## BEGIN INFORMATION SHOWN
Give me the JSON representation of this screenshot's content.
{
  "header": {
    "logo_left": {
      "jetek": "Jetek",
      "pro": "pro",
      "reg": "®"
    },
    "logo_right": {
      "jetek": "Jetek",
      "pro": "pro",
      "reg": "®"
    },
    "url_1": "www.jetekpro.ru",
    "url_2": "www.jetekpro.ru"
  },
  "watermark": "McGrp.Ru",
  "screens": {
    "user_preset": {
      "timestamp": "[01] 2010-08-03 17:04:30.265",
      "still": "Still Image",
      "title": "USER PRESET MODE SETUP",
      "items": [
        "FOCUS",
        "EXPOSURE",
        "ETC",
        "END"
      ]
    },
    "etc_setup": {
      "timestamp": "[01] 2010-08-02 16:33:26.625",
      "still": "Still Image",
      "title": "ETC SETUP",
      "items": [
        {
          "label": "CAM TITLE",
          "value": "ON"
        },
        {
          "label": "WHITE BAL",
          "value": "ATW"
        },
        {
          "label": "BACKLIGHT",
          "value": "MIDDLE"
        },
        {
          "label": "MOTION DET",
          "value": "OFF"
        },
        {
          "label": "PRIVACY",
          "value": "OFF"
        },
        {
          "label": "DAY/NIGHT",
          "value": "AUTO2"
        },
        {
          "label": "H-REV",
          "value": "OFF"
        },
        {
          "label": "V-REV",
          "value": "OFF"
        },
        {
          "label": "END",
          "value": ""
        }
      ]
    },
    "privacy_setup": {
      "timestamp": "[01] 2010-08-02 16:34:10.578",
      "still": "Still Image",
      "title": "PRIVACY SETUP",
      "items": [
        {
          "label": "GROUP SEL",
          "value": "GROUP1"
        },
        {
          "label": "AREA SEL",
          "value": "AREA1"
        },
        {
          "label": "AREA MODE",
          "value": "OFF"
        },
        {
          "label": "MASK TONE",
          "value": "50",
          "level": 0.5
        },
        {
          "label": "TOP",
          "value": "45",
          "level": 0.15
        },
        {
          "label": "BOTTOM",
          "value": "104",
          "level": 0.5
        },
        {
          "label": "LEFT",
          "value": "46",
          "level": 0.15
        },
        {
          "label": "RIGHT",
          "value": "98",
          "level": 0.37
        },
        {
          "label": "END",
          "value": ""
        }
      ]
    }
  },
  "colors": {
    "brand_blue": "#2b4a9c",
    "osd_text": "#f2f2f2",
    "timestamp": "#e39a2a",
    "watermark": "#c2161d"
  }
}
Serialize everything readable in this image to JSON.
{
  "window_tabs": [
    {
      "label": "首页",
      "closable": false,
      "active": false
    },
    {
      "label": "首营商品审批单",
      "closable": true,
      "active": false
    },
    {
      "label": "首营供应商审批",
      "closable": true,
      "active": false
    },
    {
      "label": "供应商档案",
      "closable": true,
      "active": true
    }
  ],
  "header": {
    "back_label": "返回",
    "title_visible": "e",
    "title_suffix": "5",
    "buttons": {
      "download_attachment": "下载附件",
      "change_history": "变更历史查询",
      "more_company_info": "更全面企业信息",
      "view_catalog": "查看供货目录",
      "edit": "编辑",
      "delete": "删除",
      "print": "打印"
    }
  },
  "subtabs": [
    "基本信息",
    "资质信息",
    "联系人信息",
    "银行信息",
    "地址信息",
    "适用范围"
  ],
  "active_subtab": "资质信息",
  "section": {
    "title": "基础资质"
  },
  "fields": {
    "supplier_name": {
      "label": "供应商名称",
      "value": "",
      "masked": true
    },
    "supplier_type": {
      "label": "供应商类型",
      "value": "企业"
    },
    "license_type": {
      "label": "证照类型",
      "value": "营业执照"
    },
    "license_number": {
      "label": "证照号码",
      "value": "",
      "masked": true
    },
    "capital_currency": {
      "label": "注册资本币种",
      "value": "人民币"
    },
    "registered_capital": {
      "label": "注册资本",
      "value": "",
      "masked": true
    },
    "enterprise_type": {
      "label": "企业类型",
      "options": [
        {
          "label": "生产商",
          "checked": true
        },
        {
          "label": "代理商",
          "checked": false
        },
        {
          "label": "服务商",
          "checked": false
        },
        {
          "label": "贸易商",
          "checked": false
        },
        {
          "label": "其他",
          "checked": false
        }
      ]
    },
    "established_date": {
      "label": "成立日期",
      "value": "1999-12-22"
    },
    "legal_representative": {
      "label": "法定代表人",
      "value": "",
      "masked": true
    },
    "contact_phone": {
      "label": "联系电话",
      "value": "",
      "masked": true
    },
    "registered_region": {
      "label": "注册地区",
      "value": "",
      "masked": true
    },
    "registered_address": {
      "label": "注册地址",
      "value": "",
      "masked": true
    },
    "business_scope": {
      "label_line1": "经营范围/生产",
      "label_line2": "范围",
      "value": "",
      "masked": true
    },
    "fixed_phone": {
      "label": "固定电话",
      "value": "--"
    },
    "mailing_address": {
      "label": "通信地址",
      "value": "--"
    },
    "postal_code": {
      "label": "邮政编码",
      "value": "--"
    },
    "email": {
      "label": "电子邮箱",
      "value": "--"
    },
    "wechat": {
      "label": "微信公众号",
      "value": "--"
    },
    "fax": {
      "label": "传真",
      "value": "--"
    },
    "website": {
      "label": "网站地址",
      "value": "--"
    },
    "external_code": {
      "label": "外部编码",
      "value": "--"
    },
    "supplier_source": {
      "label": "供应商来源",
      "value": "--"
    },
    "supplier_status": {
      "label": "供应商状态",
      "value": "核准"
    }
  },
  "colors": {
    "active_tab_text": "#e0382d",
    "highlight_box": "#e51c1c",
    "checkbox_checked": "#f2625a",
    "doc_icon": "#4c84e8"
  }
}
## END INFORMATION SHOWN
_OBJECTIVE_
Your task is to output the full set of records exactly as presented.

_FINISHED TASK_
Give me the JSON representation of this screenshot's content.
{
  "header": {
    "logo_left": {
      "jetek": "Jetek",
      "pro": "pro",
      "reg": "®"
    },
    "logo_right": {
      "jetek": "Jetek",
      "pro": "pro",
      "reg": "®"
    },
    "url_1": "www.jetekpro.ru",
    "url_2": "www.jetekpro.ru"
  },
  "watermark": "McGrp.Ru",
  "screens": {
    "user_preset": {
      "timestamp": "[01] 2010-08-03 17:04:30.265",
      "still": "Still Image",
      "title": "USER PRESET MODE SETUP",
      "items": [
        "FOCUS",
        "EXPOSURE",
        "ETC",
        "END"
      ]
    },
    "etc_setup": {
      "timestamp": "[01] 2010-08-02 16:33:26.625",
      "still": "Still Image",
      "title": "ETC SETUP",
      "items": [
        {
          "label": "CAM TITLE",
          "value": "ON"
        },
        {
          "label": "WHITE BAL",
          "value": "ATW"
        },
        {
          "label": "BACKLIGHT",
          "value": "MIDDLE"
        },
        {
          "label": "MOTION DET",
          "value": "OFF"
        },
        {
          "label": "PRIVACY",
          "value": "OFF"
        },
        {
          "label": "DAY/NIGHT",
          "value": "AUTO2"
        },
        {
          "label": "H-REV",
          "value": "OFF"
        },
        {
          "label": "V-REV",
          "value": "OFF"
        },
        {
          "label": "END",
          "value": ""
        }
      ]
    },
    "privacy_setup": {
      "timestamp": "[01] 2010-08-02 16:34:10.578",
      "still": "Still Image",
      "title": "PRIVACY SETUP",
      "items": [
        {
          "label": "GROUP SEL",
          "value": "GROUP1"
        },
        {
          "label": "AREA SEL",
          "value": "AREA1"
        },
        {
          "label": "AREA MODE",
          "value": "OFF"
        },
        {
          "label": "MASK TONE",
          "value": "50",
          "level": 0.5
        },
        {
          "label": "TOP",
          "value": "45",
          "level": 0.15
        },
        {
          "label": "BOTTOM",
          "value": "104",
          "level": 0.5
        },
        {
          "label": "LEFT",
          "value": "46",
          "level": 0.15
        },
        {
          "label": "RIGHT",
          "value": "98",
          "level": 0.37
        },
        {
          "label": "END",
          "value": ""
        }
      ]
    }
  },
  "colors": {
    "brand_blue": "#2b4a9c",
    "osd_text": "#f2f2f2",
    "timestamp": "#e39a2a",
    "watermark": "#c2161d"
  }
}
Serialize everything readable in this image to JSON.
{
  "window_tabs": [
    {
      "label": "首页",
      "closable": false,
      "active": false
    },
    {
      "label": "首营商品审批单",
      "closable": true,
      "active": false
    },
    {
      "label": "首营供应商审批",
      "closable": true,
      "active": false
    },
    {
      "label": "供应商档案",
      "closable": true,
      "active": true
    }
  ],
  "header": {
    "back_label": "返回",
    "title_visible": "e",
    "title_suffix": "5",
    "buttons": {
      "download_attachment": "下载附件",
      "change_history": "变更历史查询",
      "more_company_info": "更全面企业信息",
      "view_catalog": "查看供货目录",
      "edit": "编辑",
      "delete": "删除",
      "print": "打印"
    }
  },
  "subtabs": [
    "基本信息",
    "资质信息",
    "联系人信息",
    "银行信息",
    "地址信息",
    "适用范围"
  ],
  "active_subtab": "资质信息",
  "section": {
    "title": "基础资质"
  },
  "fields": {
    "supplier_name": {
      "label": "供应商名称",
      "value": "",
      "masked": true
    },
    "supplier_type": {
      "label": "供应商类型",
      "value": "企业"
    },
    "license_type": {
      "label": "证照类型",
      "value": "营业执照"
    },
    "license_number": {
      "label": "证照号码",
      "value": "",
      "masked": true
    },
    "capital_currency": {
      "label": "注册资本币种",
      "value": "人民币"
    },
    "registered_capital": {
      "label": "注册资本",
      "value": "",
      "masked": true
    },
    "enterprise_type": {
      "label": "企业类型",
      "options": [
        {
          "label": "生产商",
          "checked": true
        },
        {
          "label": "代理商",
          "checked": false
        },
        {
          "label": "服务商",
          "checked": false
        },
        {
          "label": "贸易商",
          "checked": false
        },
        {
          "label": "其他",
          "checked": false
        }
      ]
    },
    "established_date": {
      "label": "成立日期",
      "value": "1999-12-22"
    },
    "legal_representative": {
      "label": "法定代表人",
      "value": "",
      "masked": true
    },
    "contact_phone": {
      "label": "联系电话",
      "value": "",
      "masked": true
    },
    "registered_region": {
      "label": "注册地区",
      "value": "",
      "masked": true
    },
    "registered_address": {
      "label": "注册地址",
      "value": "",
      "masked": true
    },
    "business_scope": {
      "label_line1": "经营范围/生产",
      "label_line2": "范围",
      "value": "",
      "masked": true
    },
    "fixed_phone": {
      "label": "固定电话",
      "value": "--"
    },
    "mailing_address": {
      "label": "通信地址",
      "value": "--"
    },
    "postal_code": {
      "label": "邮政编码",
      "value": "--"
    },
    "email": {
      "label": "电子邮箱",
      "value": "--"
    },
    "wechat": {
      "label": "微信公众号",
      "value": "--"
    },
    "fax": {
      "label": "传真",
      "value": "--"
    },
    "website": {
      "label": "网站地址",
      "value": "--"
    },
    "external_code": {
      "label": "外部编码",
      "value": "--"
    },
    "supplier_source": {
      "label": "供应商来源",
      "value": "--"
    },
    "supplier_status": {
      "label": "供应商状态",
      "value": "核准"
    }
  },
  "colors": {
    "active_tab_text": "#e0382d",
    "highlight_box": "#e51c1c",
    "checkbox_checked": "#f2625a",
    "doc_icon": "#4c84e8"
  }
}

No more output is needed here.